- Task directions -
Give the entries again, word for word.

★ ★ ★ ★

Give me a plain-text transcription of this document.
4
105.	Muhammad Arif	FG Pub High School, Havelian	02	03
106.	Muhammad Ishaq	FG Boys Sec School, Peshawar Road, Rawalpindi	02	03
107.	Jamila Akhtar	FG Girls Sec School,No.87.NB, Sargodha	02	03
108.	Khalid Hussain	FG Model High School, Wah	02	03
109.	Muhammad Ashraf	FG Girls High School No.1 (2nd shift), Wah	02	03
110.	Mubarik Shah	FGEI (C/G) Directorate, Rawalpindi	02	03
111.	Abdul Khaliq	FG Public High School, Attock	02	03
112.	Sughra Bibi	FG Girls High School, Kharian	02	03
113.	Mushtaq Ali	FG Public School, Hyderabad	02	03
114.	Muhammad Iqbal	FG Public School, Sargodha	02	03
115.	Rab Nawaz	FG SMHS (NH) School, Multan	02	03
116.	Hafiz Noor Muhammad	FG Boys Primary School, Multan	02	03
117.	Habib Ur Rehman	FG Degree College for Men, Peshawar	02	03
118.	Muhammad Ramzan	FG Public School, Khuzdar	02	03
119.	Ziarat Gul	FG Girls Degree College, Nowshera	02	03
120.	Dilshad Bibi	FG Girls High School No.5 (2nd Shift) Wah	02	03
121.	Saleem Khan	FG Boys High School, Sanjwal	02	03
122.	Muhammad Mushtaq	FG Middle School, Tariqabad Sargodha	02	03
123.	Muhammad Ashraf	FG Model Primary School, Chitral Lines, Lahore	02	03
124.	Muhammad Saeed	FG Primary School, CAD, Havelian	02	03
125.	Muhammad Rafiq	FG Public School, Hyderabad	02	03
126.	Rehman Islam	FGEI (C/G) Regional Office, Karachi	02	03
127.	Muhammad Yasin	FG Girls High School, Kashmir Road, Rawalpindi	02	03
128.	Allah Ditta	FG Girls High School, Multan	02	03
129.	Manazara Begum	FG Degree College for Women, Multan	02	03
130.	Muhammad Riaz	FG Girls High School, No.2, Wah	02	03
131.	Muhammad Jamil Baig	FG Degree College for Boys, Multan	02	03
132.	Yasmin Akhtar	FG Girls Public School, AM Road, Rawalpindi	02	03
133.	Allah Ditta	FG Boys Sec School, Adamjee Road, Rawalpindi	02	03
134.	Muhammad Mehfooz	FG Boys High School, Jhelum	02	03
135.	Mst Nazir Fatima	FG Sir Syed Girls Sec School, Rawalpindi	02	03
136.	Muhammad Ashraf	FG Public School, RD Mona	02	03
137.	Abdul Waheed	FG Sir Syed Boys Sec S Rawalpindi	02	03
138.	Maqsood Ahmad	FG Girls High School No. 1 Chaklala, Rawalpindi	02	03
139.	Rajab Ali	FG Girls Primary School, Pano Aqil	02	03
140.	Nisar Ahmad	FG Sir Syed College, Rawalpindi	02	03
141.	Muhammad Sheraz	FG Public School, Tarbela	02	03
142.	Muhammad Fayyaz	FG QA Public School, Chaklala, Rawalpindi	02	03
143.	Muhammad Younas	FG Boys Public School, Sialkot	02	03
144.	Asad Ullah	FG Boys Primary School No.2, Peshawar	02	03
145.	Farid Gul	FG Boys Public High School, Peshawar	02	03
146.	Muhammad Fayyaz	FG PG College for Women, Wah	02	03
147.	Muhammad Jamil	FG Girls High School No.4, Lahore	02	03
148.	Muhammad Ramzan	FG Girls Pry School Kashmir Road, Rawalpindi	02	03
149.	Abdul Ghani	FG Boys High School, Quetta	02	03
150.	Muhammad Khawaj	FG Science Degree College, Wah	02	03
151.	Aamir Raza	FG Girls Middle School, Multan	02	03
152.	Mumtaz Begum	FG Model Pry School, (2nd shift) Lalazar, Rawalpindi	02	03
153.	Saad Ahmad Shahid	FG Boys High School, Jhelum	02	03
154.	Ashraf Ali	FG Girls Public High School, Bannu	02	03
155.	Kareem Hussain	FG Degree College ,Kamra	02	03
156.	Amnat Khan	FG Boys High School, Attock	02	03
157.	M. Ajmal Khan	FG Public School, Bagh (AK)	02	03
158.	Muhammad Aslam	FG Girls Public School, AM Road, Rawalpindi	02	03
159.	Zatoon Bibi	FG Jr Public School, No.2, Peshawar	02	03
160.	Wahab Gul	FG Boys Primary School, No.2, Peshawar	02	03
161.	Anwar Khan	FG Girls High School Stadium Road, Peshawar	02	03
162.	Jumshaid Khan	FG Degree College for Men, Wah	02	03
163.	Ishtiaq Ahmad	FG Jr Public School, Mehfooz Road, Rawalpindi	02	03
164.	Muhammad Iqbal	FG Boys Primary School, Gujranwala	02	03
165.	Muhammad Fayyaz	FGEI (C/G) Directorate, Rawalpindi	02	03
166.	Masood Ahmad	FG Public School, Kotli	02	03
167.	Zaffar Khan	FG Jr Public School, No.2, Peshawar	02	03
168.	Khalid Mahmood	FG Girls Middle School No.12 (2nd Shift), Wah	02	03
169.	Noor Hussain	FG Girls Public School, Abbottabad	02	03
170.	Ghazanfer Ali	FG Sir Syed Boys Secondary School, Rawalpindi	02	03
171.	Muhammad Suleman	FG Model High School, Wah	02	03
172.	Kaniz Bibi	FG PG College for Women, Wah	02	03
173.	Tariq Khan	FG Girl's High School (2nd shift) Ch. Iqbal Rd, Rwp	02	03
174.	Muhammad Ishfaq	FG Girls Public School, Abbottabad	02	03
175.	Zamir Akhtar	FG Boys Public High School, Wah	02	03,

★ ★ ★ ★

- Finished answer -
Give me a plain-text transcription of this document.
4
105.	Muhammad Arif	FG Pub High School, Havelian	02	03
106.	Muhammad Ishaq	FG Boys Sec School, Peshawar Road, Rawalpindi	02	03
107.	Jamila Akhtar	FG Girls Sec School,No.87.NB, Sargodha	02	03
108.	Khalid Hussain	FG Model High School, Wah	02	03
109.	Muhammad Ashraf	FG Girls High School No.1 (2nd shift), Wah	02	03
110.	Mubarik Shah	FGEI (C/G) Directorate, Rawalpindi	02	03
111.	Abdul Khaliq	FG Public High School, Attock	02	03
112.	Sughra Bibi	FG Girls High School, Kharian	02	03
113.	Mushtaq Ali	FG Public School, Hyderabad	02	03
114.	Muhammad Iqbal	FG Public School, Sargodha	02	03
115.	Rab Nawaz	FG SMHS (NH) School, Multan	02	03
116.	Hafiz Noor Muhammad	FG Boys Primary School, Multan	02	03
117.	Habib Ur Rehman	FG Degree College for Men, Peshawar	02	03
118.	Muhammad Ramzan	FG Public School, Khuzdar	02	03
119.	Ziarat Gul	FG Girls Degree College, Nowshera	02	03
120.	Dilshad Bibi	FG Girls High School No.5 (2nd Shift) Wah	02	03
121.	Saleem Khan	FG Boys High School, Sanjwal	02	03
122.	Muhammad Mushtaq	FG Middle School, Tariqabad Sargodha	02	03
123.	Muhammad Ashraf	FG Model Primary School, Chitral Lines, Lahore	02	03
124.	Muhammad Saeed	FG Primary School, CAD, Havelian	02	03
125.	Muhammad Rafiq	FG Public School, Hyderabad	02	03
126.	Rehman Islam	FGEI (C/G) Regional Office, Karachi	02	03
127.	Muhammad Yasin	FG Girls High School, Kashmir Road, Rawalpindi	02	03
128.	Allah Ditta	FG Girls High School, Multan	02	03
129.	Manazara Begum	FG Degree College for Women, Multan	02	03
130.	Muhammad Riaz	FG Girls High School, No.2, Wah	02	03
131.	Muhammad Jamil Baig	FG Degree College for Boys, Multan	02	03
132.	Yasmin Akhtar	FG Girls Public School, AM Road, Rawalpindi	02	03
133.	Allah Ditta	FG Boys Sec School, Adamjee Road, Rawalpindi	02	03
134.	Muhammad Mehfooz	FG Boys High School, Jhelum	02	03
135.	Mst Nazir Fatima	FG Sir Syed Girls Sec School, Rawalpindi	02	03
136.	Muhammad Ashraf	FG Public School, RD Mona	02	03
137.	Abdul Waheed	FG Sir Syed Boys Sec S Rawalpindi	02	03
138.	Maqsood Ahmad	FG Girls High School No. 1 Chaklala, Rawalpindi	02	03
139.	Rajab Ali	FG Girls Primary School, Pano Aqil	02	03
140.	Nisar Ahmad	FG Sir Syed College, Rawalpindi	02	03
141.	Muhammad Sheraz	FG Public School, Tarbela	02	03
142.	Muhammad Fayyaz	FG QA Public School, Chaklala, Rawalpindi	02	03
143.	Muhammad Younas	FG Boys Public School, Sialkot	02	03
144.	Asad Ullah	FG Boys Primary School No.2, Peshawar	02	03
145.	Farid Gul	FG Boys Public High School, Peshawar	02	03
146.	Muhammad Fayyaz	FG PG College for Women, Wah	02	03
147.	Muhammad Jamil	FG Girls High School No.4, Lahore	02	03
148.	Muhammad Ramzan	FG Girls Pry School Kashmir Road, Rawalpindi	02	03
149.	Abdul Ghani	FG Boys High School, Quetta	02	03
150.	Muhammad Khawaj	FG Science Degree College, Wah	02	03
151.	Aamir Raza	FG Girls Middle School, Multan	02	03
152.	Mumtaz Begum	FG Model Pry School, (2nd shift) Lalazar, Rawalpindi	02	03
153.	Saad Ahmad Shahid	FG Boys High School, Jhelum	02	03
154.	Ashraf Ali	FG Girls Public High School, Bannu	02	03
155.	Kareem Hussain	FG Degree College ,Kamra	02	03
156.	Amnat Khan	FG Boys High School, Attock	02	03
157.	M. Ajmal Khan	FG Public School, Bagh (AK)	02	03
158.	Muhammad Aslam	FG Girls Public School, AM Road, Rawalpindi	02	03
159.	Zatoon Bibi	FG Jr Public School, No.2, Peshawar	02	03
160.	Wahab Gul	FG Boys Primary School, No.2, Peshawar	02	03
161.	Anwar Khan	FG Girls High School Stadium Road, Peshawar	02	03
162.	Jumshaid Khan	FG Degree College for Men, Wah	02	03
163.	Ishtiaq Ahmad	FG Jr Public School, Mehfooz Road, Rawalpindi	02	03
164.	Muhammad Iqbal	FG Boys Primary School, Gujranwala	02	03
165.	Muhammad Fayyaz	FGEI (C/G) Directorate, Rawalpindi	02	03
166.	Masood Ahmad	FG Public School, Kotli	02	03
167.	Zaffar Khan	FG Jr Public School, No.2, Peshawar	02	03
168.	Khalid Mahmood	FG Girls Middle School No.12 (2nd Shift), Wah	02	03
169.	Noor Hussain	FG Girls Public School, Abbottabad	02	03
170.	Ghazanfer Ali	FG Sir Syed Boys Secondary School, Rawalpindi	02	03
171.	Muhammad Suleman	FG Model High School, Wah	02	03
172.	Kaniz Bibi	FG PG College for Women, Wah	02	03
173.	Tariq Khan	FG Girl's High School (2nd shift) Ch. Iqbal Rd, Rwp	02	03
174.	Muhammad Ishfaq	FG Girls Public School, Abbottabad	02	03
175.	Zamir Akhtar	FG Boys Public High School, Wah	02	03,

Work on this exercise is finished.